Figure content listings
— Start —
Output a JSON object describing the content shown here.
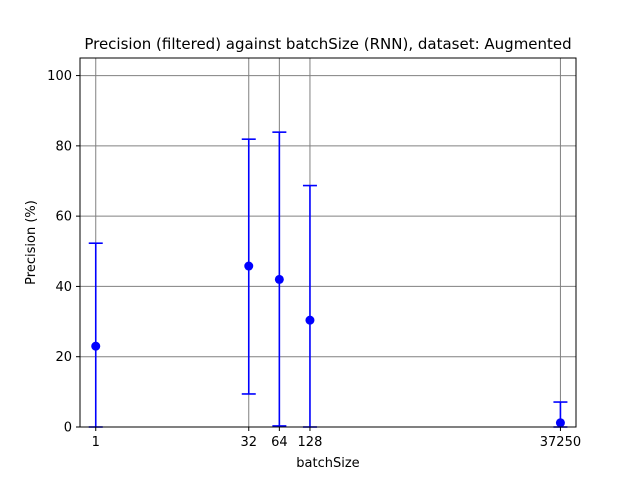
{
  "chart_data": {
    "type": "scatter",
    "title": "Precision (filtered) against batchSize (RNN), dataset: Augmented",
    "xlabel": "batchSize",
    "ylabel": "Precision (%)",
    "x_scale": "log",
    "xlim": [
      0.7,
      53000
    ],
    "ylim": [
      0,
      105
    ],
    "x_ticks": [
      1,
      32,
      64,
      128,
      37250
    ],
    "x_tick_labels": [
      "1",
      "32",
      "64",
      "128",
      "37250"
    ],
    "y_ticks": [
      0,
      20,
      40,
      60,
      80,
      100
    ],
    "y_tick_labels": [
      "0",
      "20",
      "40",
      "60",
      "80",
      "100"
    ],
    "grid": true,
    "colors": {
      "series": "#0000ff",
      "grid": "#808080",
      "axes": "#000000"
    },
    "series": [
      {
        "points": [
          {
            "x": 1,
            "y": 23.0,
            "y_low": 0.0,
            "y_high": 52.3
          },
          {
            "x": 32,
            "y": 45.8,
            "y_low": 9.4,
            "y_high": 81.9
          },
          {
            "x": 64,
            "y": 42.0,
            "y_low": 0.3,
            "y_high": 83.9
          },
          {
            "x": 128,
            "y": 30.4,
            "y_low": 0.0,
            "y_high": 68.7
          },
          {
            "x": 37250,
            "y": 1.2,
            "y_low": 0.0,
            "y_high": 7.1
          }
        ]
      }
    ]
  }
}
— End —
→ Task statement: Above are records to transcribe exactly; leave their pictures out.

→ Answer to this exercise:
Output a JSON object describing the content shown here.
{
  "chart_data": {
    "type": "scatter",
    "title": "Precision (filtered) against batchSize (RNN), dataset: Augmented",
    "xlabel": "batchSize",
    "ylabel": "Precision (%)",
    "x_scale": "log",
    "xlim": [
      0.7,
      53000
    ],
    "ylim": [
      0,
      105
    ],
    "x_ticks": [
      1,
      32,
      64,
      128,
      37250
    ],
    "x_tick_labels": [
      "1",
      "32",
      "64",
      "128",
      "37250"
    ],
    "y_ticks": [
      0,
      20,
      40,
      60,
      80,
      100
    ],
    "y_tick_labels": [
      "0",
      "20",
      "40",
      "60",
      "80",
      "100"
    ],
    "grid": true,
    "colors": {
      "series": "#0000ff",
      "grid": "#808080",
      "axes": "#000000"
    },
    "series": [
      {
        "points": [
          {
            "x": 1,
            "y": 23.0,
            "y_low": 0.0,
            "y_high": 52.3
          },
          {
            "x": 32,
            "y": 45.8,
            "y_low": 9.4,
            "y_high": 81.9
          },
          {
            "x": 64,
            "y": 42.0,
            "y_low": 0.3,
            "y_high": 83.9
          },
          {
            "x": 128,
            "y": 30.4,
            "y_low": 0.0,
            "y_high": 68.7
          },
          {
            "x": 37250,
            "y": 1.2,
            "y_low": 0.0,
            "y_high": 7.1
          }
        ]
      }
    ]
  }
}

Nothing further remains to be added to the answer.